Given instruction: Leave out the pictures and copy every record exactly.

# START OF Dataset excerpts

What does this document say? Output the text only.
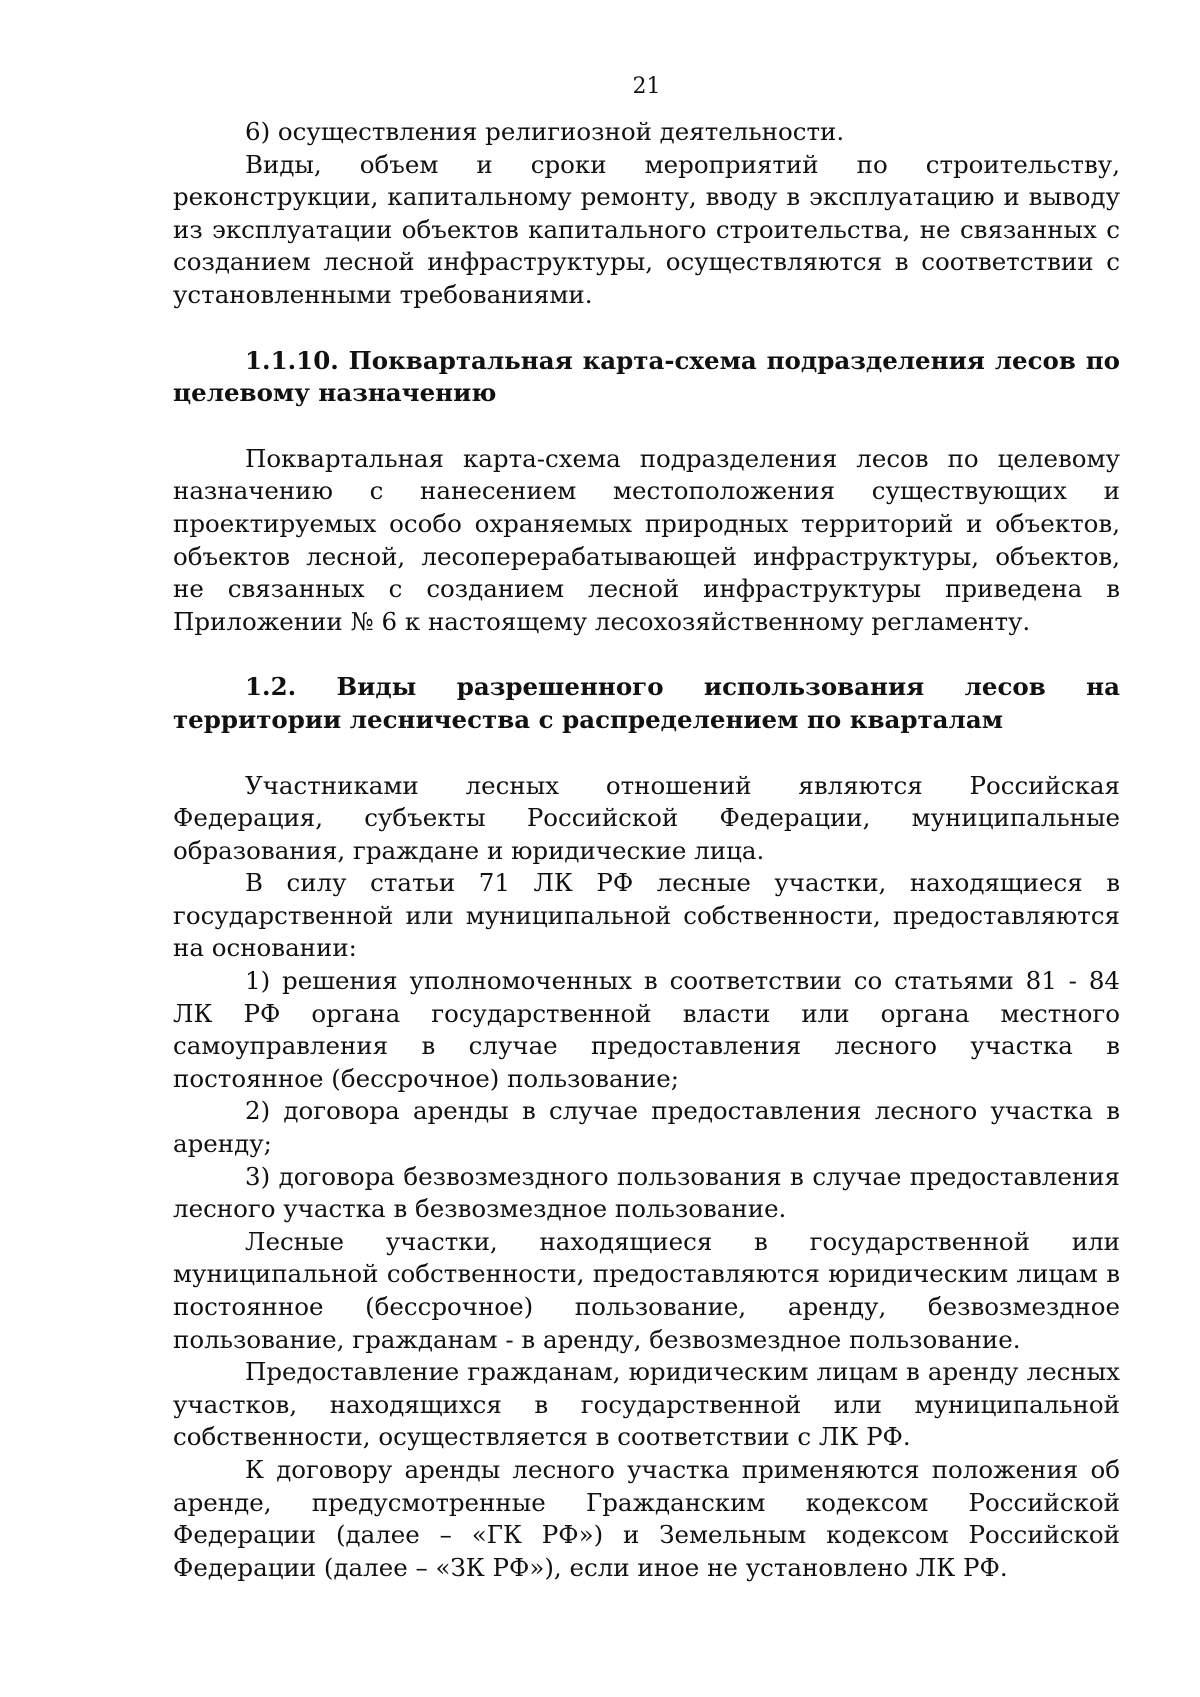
21

6) осуществления религиозной деятельности.

Виды, объем и сроки мероприятий по строительству, реконструкции, капитальному ремонту, вводу в эксплуатацию и выводу из эксплуатации объектов капитального строительства, не связанных с созданием лесной инфраструктуры, осуществляются в соответствии с установленными требованиями.

1.1.10. Поквартальная карта-схема подразделения лесов по целевому назначению

Поквартальная карта-схема подразделения лесов по целевому назначению с нанесением местоположения существующих и проектируемых особо охраняемых природных территорий и объектов, объектов лесной, лесоперерабатывающей инфраструктуры, объектов, не связанных с созданием лесной инфраструктуры приведена в Приложении № 6 к настоящему лесохозяйственному регламенту.

1.2. Виды разрешенного использования лесов на территории лесничества с распределением по кварталам

Участниками лесных отношений являются Российская Федерация, субъекты Российской Федерации, муниципальные образования, граждане и юридические лица.

В силу статьи 71 ЛК РФ лесные участки, находящиеся в государственной или муниципальной собственности, предоставляются на основании:

1) решения уполномоченных в соответствии со статьями 81 - 84 ЛК РФ органа государственной власти или органа местного самоуправления в случае предоставления лесного участка в постоянное (бессрочное) пользование;

2) договора аренды в случае предоставления лесного участка в аренду;

3) договора безвозмездного пользования в случае предоставления лесного участка в безвозмездное пользование.

Лесные участки, находящиеся в государственной или муниципальной собственности, предоставляются юридическим лицам в постоянное (бессрочное) пользование, аренду, безвозмездное пользование, гражданам - в аренду, безвозмездное пользование.

Предоставление гражданам, юридическим лицам в аренду лесных участков, находящихся в государственной или муниципальной собственности, осуществляется в соответствии с ЛК РФ.

К договору аренды лесного участка применяются положения об аренде, предусмотренные Гражданским кодексом Российской Федерации (далее – «ГК РФ») и Земельным кодексом Российской Федерации (далее – «ЗК РФ»), если иное не установлено ЛК РФ.
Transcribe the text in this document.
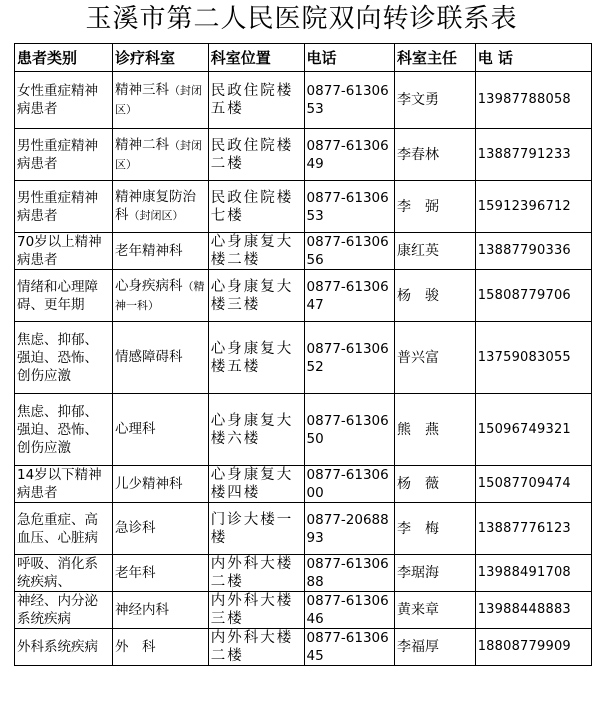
玉溪市第二人民医院双向转诊联系表
患者类别	诊疗科室	科室位置	电话	科室主任	电 话
女性重症精神病患者	精神三科（封闭区）	民政住院楼五楼	0877-6130653	李文勇	13987788058
男性重症精神病患者	精神二科（封闭区）	民政住院楼二楼	0877-6130649	李春林	13887791233
男性重症精神病患者	精神康复防治科（封闭区）	民政住院楼七楼	0877-6130653	李　弼	15912396712
70岁以上精神病患者	老年精神科	心身康复大楼二楼	0877-6130656	康红英	13887790336
情绪和心理障碍、更年期	心身疾病科（精神一科）	心身康复大楼三楼	0877-6130647	杨　骏	15808779706
焦虑、抑郁、强迫、恐怖、创伤应激	情感障碍科	心身康复大楼五楼	0877-6130652	普兴富	13759083055
焦虑、抑郁、强迫、恐怖、创伤应激	心理科	心身康复大楼六楼	0877-6130650	熊　燕	15096749321
14岁以下精神病患者	儿少精神科	心身康复大楼四楼	0877-6130600	杨　薇	15087709474
急危重症、高血压、心脏病	急诊科	门诊大楼一楼	0877-2068893	李　梅	13887776123
呼吸、消化系统疾病、	老年科	内外科大楼二楼	0877-6130688	李琚海	13988491708
神经、内分泌系统疾病	神经内科	内外科大楼三楼	0877-6130646	黄来章	13988448883
外科系统疾病	外　科	内外科大楼二楼	0877-6130645	李福厚	18808779909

# END OF Dataset excerpts

Final answer:
What does this document say? Output the text only.
21

6) осуществления религиозной деятельности.

Виды, объем и сроки мероприятий по строительству, реконструкции, капитальному ремонту, вводу в эксплуатацию и выводу из эксплуатации объектов капитального строительства, не связанных с созданием лесной инфраструктуры, осуществляются в соответствии с установленными требованиями.

1.1.10. Поквартальная карта-схема подразделения лесов по целевому назначению

Поквартальная карта-схема подразделения лесов по целевому назначению с нанесением местоположения существующих и проектируемых особо охраняемых природных территорий и объектов, объектов лесной, лесоперерабатывающей инфраструктуры, объектов, не связанных с созданием лесной инфраструктуры приведена в Приложении № 6 к настоящему лесохозяйственному регламенту.

1.2. Виды разрешенного использования лесов на территории лесничества с распределением по кварталам

Участниками лесных отношений являются Российская Федерация, субъекты Российской Федерации, муниципальные образования, граждане и юридические лица.

В силу статьи 71 ЛК РФ лесные участки, находящиеся в государственной или муниципальной собственности, предоставляются на основании:

1) решения уполномоченных в соответствии со статьями 81 - 84 ЛК РФ органа государственной власти или органа местного самоуправления в случае предоставления лесного участка в постоянное (бессрочное) пользование;

2) договора аренды в случае предоставления лесного участка в аренду;

3) договора безвозмездного пользования в случае предоставления лесного участка в безвозмездное пользование.

Лесные участки, находящиеся в государственной или муниципальной собственности, предоставляются юридическим лицам в постоянное (бессрочное) пользование, аренду, безвозмездное пользование, гражданам - в аренду, безвозмездное пользование.

Предоставление гражданам, юридическим лицам в аренду лесных участков, находящихся в государственной или муниципальной собственности, осуществляется в соответствии с ЛК РФ.

К договору аренды лесного участка применяются положения об аренде, предусмотренные Гражданским кодексом Российской Федерации (далее – «ГК РФ») и Земельным кодексом Российской Федерации (далее – «ЗК РФ»), если иное не установлено ЛК РФ.
Transcribe the text in this document.
玉溪市第二人民医院双向转诊联系表
患者类别	诊疗科室	科室位置	电话	科室主任	电 话
女性重症精神病患者	精神三科（封闭区）	民政住院楼五楼	0877-6130653	李文勇	13987788058
男性重症精神病患者	精神二科（封闭区）	民政住院楼二楼	0877-6130649	李春林	13887791233
男性重症精神病患者	精神康复防治科（封闭区）	民政住院楼七楼	0877-6130653	李　弼	15912396712
70岁以上精神病患者	老年精神科	心身康复大楼二楼	0877-6130656	康红英	13887790336
情绪和心理障碍、更年期	心身疾病科（精神一科）	心身康复大楼三楼	0877-6130647	杨　骏	15808779706
焦虑、抑郁、强迫、恐怖、创伤应激	情感障碍科	心身康复大楼五楼	0877-6130652	普兴富	13759083055
焦虑、抑郁、强迫、恐怖、创伤应激	心理科	心身康复大楼六楼	0877-6130650	熊　燕	15096749321
14岁以下精神病患者	儿少精神科	心身康复大楼四楼	0877-6130600	杨　薇	15087709474
急危重症、高血压、心脏病	急诊科	门诊大楼一楼	0877-2068893	李　梅	13887776123
呼吸、消化系统疾病、	老年科	内外科大楼二楼	0877-6130688	李琚海	13988491708
神经、内分泌系统疾病	神经内科	内外科大楼三楼	0877-6130646	黄来章	13988448883
外科系统疾病	外　科	内外科大楼二楼	0877-6130645	李福厚	18808779909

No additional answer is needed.